WORK REQUIRED |
Take the material and output all of it exactly.

start DATASET RECORDS

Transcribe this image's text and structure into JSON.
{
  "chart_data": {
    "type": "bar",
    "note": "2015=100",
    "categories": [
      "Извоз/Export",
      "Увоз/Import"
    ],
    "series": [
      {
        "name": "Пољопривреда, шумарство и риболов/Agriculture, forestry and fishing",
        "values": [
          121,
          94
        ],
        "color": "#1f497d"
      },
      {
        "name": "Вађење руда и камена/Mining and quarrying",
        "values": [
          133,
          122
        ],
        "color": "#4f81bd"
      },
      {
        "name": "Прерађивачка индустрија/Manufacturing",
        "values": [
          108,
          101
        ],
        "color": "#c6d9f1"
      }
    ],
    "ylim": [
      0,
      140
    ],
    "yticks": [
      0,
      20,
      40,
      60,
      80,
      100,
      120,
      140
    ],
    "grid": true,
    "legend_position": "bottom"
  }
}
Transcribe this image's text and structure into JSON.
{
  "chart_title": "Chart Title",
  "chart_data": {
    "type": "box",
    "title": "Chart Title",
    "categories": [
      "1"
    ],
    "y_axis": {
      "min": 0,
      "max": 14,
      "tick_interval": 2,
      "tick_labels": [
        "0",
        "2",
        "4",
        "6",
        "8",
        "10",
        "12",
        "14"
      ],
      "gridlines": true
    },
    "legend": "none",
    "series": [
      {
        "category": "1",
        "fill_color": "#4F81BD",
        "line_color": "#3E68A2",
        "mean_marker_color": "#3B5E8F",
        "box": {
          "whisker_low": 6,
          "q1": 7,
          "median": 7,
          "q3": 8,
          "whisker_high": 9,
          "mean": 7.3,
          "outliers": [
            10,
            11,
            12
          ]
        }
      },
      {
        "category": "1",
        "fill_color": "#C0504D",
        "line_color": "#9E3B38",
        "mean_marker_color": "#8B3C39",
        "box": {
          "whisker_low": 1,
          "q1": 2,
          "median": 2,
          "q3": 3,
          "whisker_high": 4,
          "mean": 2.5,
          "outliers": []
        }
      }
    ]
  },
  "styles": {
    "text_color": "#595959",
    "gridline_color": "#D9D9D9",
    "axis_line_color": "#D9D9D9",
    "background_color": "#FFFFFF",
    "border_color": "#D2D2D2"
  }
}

end DATASET RECORDS

THE ANSWER |
Transcribe this image's text and structure into JSON.
{
  "chart_data": {
    "type": "bar",
    "note": "2015=100",
    "categories": [
      "Извоз/Export",
      "Увоз/Import"
    ],
    "series": [
      {
        "name": "Пољопривреда, шумарство и риболов/Agriculture, forestry and fishing",
        "values": [
          121,
          94
        ],
        "color": "#1f497d"
      },
      {
        "name": "Вађење руда и камена/Mining and quarrying",
        "values": [
          133,
          122
        ],
        "color": "#4f81bd"
      },
      {
        "name": "Прерађивачка индустрија/Manufacturing",
        "values": [
          108,
          101
        ],
        "color": "#c6d9f1"
      }
    ],
    "ylim": [
      0,
      140
    ],
    "yticks": [
      0,
      20,
      40,
      60,
      80,
      100,
      120,
      140
    ],
    "grid": true,
    "legend_position": "bottom"
  }
}
Transcribe this image's text and structure into JSON.
{
  "chart_title": "Chart Title",
  "chart_data": {
    "type": "box",
    "title": "Chart Title",
    "categories": [
      "1"
    ],
    "y_axis": {
      "min": 0,
      "max": 14,
      "tick_interval": 2,
      "tick_labels": [
        "0",
        "2",
        "4",
        "6",
        "8",
        "10",
        "12",
        "14"
      ],
      "gridlines": true
    },
    "legend": "none",
    "series": [
      {
        "category": "1",
        "fill_color": "#4F81BD",
        "line_color": "#3E68A2",
        "mean_marker_color": "#3B5E8F",
        "box": {
          "whisker_low": 6,
          "q1": 7,
          "median": 7,
          "q3": 8,
          "whisker_high": 9,
          "mean": 7.3,
          "outliers": [
            10,
            11,
            12
          ]
        }
      },
      {
        "category": "1",
        "fill_color": "#C0504D",
        "line_color": "#9E3B38",
        "mean_marker_color": "#8B3C39",
        "box": {
          "whisker_low": 1,
          "q1": 2,
          "median": 2,
          "q3": 3,
          "whisker_high": 4,
          "mean": 2.5,
          "outliers": []
        }
      }
    ]
  },
  "styles": {
    "text_color": "#595959",
    "gridline_color": "#D9D9D9",
    "axis_line_color": "#D9D9D9",
    "background_color": "#FFFFFF",
    "border_color": "#D2D2D2"
  }
}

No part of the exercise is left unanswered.